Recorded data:
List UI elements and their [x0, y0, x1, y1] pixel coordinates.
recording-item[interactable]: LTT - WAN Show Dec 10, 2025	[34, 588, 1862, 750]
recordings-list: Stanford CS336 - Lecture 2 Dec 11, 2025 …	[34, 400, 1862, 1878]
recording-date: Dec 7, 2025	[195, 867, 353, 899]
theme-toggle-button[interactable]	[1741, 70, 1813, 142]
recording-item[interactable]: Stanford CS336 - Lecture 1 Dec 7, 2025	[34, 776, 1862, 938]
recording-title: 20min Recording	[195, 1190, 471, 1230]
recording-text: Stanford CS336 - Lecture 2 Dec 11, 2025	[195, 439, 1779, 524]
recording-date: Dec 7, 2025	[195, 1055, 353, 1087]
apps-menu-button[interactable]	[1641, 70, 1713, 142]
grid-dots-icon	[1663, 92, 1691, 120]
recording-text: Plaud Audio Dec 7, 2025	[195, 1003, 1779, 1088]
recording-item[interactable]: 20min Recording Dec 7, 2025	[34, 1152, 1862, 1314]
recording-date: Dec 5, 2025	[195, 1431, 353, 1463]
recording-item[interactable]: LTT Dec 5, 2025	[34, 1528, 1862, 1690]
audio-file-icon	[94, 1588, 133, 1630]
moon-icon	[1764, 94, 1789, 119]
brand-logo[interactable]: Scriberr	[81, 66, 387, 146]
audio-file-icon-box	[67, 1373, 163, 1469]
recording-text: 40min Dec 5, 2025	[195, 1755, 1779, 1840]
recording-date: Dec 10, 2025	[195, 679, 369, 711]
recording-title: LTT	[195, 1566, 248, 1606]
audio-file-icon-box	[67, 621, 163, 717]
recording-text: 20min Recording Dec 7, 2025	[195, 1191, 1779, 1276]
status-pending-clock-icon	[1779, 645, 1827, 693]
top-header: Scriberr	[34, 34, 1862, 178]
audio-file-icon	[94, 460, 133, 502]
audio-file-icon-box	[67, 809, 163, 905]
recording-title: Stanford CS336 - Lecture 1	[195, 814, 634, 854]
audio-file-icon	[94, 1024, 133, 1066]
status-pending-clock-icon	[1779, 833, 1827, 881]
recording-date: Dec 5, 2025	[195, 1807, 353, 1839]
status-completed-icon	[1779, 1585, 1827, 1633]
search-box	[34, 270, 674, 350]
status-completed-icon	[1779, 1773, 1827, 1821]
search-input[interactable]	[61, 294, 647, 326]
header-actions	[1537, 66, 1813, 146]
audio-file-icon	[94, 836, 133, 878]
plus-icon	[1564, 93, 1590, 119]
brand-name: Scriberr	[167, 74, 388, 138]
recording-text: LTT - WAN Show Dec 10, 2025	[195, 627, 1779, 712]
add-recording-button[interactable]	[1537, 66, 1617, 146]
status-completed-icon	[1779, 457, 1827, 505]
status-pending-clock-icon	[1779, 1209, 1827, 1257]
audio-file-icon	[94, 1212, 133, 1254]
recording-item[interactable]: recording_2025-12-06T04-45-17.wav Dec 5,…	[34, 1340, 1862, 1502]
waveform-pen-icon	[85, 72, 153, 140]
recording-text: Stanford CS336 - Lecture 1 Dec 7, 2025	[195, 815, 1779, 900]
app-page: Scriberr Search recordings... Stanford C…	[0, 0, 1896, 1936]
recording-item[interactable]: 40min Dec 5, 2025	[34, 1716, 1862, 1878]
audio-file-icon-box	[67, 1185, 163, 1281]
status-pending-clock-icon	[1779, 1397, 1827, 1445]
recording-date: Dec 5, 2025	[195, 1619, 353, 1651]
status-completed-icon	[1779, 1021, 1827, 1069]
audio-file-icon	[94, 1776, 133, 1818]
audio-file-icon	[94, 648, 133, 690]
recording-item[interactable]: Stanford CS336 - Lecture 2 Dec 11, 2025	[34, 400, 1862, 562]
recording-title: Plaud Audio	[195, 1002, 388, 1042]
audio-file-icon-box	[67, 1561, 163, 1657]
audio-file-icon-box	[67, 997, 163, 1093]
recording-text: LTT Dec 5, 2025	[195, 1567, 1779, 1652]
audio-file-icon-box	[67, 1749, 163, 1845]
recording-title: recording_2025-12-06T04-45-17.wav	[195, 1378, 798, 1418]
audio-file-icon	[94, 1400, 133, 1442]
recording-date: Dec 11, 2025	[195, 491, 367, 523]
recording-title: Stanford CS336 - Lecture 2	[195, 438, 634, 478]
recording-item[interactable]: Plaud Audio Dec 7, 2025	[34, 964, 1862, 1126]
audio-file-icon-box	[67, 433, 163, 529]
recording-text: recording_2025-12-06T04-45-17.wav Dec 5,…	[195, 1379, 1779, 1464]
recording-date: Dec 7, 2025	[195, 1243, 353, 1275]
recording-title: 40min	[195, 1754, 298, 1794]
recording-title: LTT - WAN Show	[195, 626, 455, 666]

What to produce: Rename "status-pending-clock-icon" to "status-waiting-clock-icon" everywhere in the listing above, then give the full listing again with every other part unchanged.

Response to this exercise:
List UI elements and their [x0, y0, x1, y1] pixel coordinates.
recording-item[interactable]: LTT - WAN Show Dec 10, 2025	[34, 588, 1862, 750]
recordings-list: Stanford CS336 - Lecture 2 Dec 11, 2025 …	[34, 400, 1862, 1878]
recording-date: Dec 7, 2025	[195, 867, 353, 899]
theme-toggle-button[interactable]	[1741, 70, 1813, 142]
recording-item[interactable]: Stanford CS336 - Lecture 1 Dec 7, 2025	[34, 776, 1862, 938]
recording-title: 20min Recording	[195, 1190, 471, 1230]
recording-text: Stanford CS336 - Lecture 2 Dec 11, 2025	[195, 439, 1779, 524]
recording-date: Dec 7, 2025	[195, 1055, 353, 1087]
apps-menu-button[interactable]	[1641, 70, 1713, 142]
grid-dots-icon	[1663, 92, 1691, 120]
recording-text: Plaud Audio Dec 7, 2025	[195, 1003, 1779, 1088]
recording-item[interactable]: 20min Recording Dec 7, 2025	[34, 1152, 1862, 1314]
recording-date: Dec 5, 2025	[195, 1431, 353, 1463]
recording-item[interactable]: LTT Dec 5, 2025	[34, 1528, 1862, 1690]
audio-file-icon	[94, 1588, 133, 1630]
moon-icon	[1764, 94, 1789, 119]
brand-logo[interactable]: Scriberr	[81, 66, 387, 146]
audio-file-icon-box	[67, 1373, 163, 1469]
recording-text: 40min Dec 5, 2025	[195, 1755, 1779, 1840]
recording-date: Dec 10, 2025	[195, 679, 369, 711]
recording-title: LTT	[195, 1566, 248, 1606]
audio-file-icon-box	[67, 621, 163, 717]
recording-text: 20min Recording Dec 7, 2025	[195, 1191, 1779, 1276]
status-waiting-clock-icon	[1779, 645, 1827, 693]
top-header: Scriberr	[34, 34, 1862, 178]
audio-file-icon	[94, 460, 133, 502]
audio-file-icon-box	[67, 809, 163, 905]
recording-title: Stanford CS336 - Lecture 1	[195, 814, 634, 854]
audio-file-icon	[94, 1024, 133, 1066]
status-waiting-clock-icon	[1779, 833, 1827, 881]
recording-date: Dec 5, 2025	[195, 1807, 353, 1839]
status-completed-icon	[1779, 1585, 1827, 1633]
search-box	[34, 270, 674, 350]
status-completed-icon	[1779, 1773, 1827, 1821]
search-input[interactable]	[61, 294, 647, 326]
header-actions	[1537, 66, 1813, 146]
audio-file-icon	[94, 836, 133, 878]
plus-icon	[1564, 93, 1590, 119]
brand-name: Scriberr	[167, 74, 388, 138]
recording-text: LTT - WAN Show Dec 10, 2025	[195, 627, 1779, 712]
add-recording-button[interactable]	[1537, 66, 1617, 146]
status-completed-icon	[1779, 457, 1827, 505]
status-waiting-clock-icon	[1779, 1209, 1827, 1257]
audio-file-icon	[94, 1212, 133, 1254]
recording-item[interactable]: recording_2025-12-06T04-45-17.wav Dec 5,…	[34, 1340, 1862, 1502]
waveform-pen-icon	[85, 72, 153, 140]
recording-text: Stanford CS336 - Lecture 1 Dec 7, 2025	[195, 815, 1779, 900]
app-page: Scriberr Search recordings... Stanford C…	[0, 0, 1896, 1936]
recording-item[interactable]: 40min Dec 5, 2025	[34, 1716, 1862, 1878]
audio-file-icon-box	[67, 1185, 163, 1281]
status-waiting-clock-icon	[1779, 1397, 1827, 1445]
recording-date: Dec 5, 2025	[195, 1619, 353, 1651]
status-completed-icon	[1779, 1021, 1827, 1069]
audio-file-icon	[94, 1776, 133, 1818]
audio-file-icon	[94, 648, 133, 690]
recording-item[interactable]: Stanford CS336 - Lecture 2 Dec 11, 2025	[34, 400, 1862, 562]
recording-title: Plaud Audio	[195, 1002, 388, 1042]
audio-file-icon-box	[67, 1561, 163, 1657]
audio-file-icon-box	[67, 997, 163, 1093]
recording-text: LTT Dec 5, 2025	[195, 1567, 1779, 1652]
audio-file-icon-box	[67, 1749, 163, 1845]
recording-title: recording_2025-12-06T04-45-17.wav	[195, 1378, 798, 1418]
audio-file-icon	[94, 1400, 133, 1442]
recording-date: Dec 11, 2025	[195, 491, 367, 523]
recording-title: Stanford CS336 - Lecture 2	[195, 438, 634, 478]
recording-item[interactable]: Plaud Audio Dec 7, 2025	[34, 964, 1862, 1126]
audio-file-icon-box	[67, 433, 163, 529]
recording-text: recording_2025-12-06T04-45-17.wav Dec 5,…	[195, 1379, 1779, 1464]
recording-date: Dec 7, 2025	[195, 1243, 353, 1275]
recording-title: 40min	[195, 1754, 298, 1794]
recording-title: LTT - WAN Show	[195, 626, 455, 666]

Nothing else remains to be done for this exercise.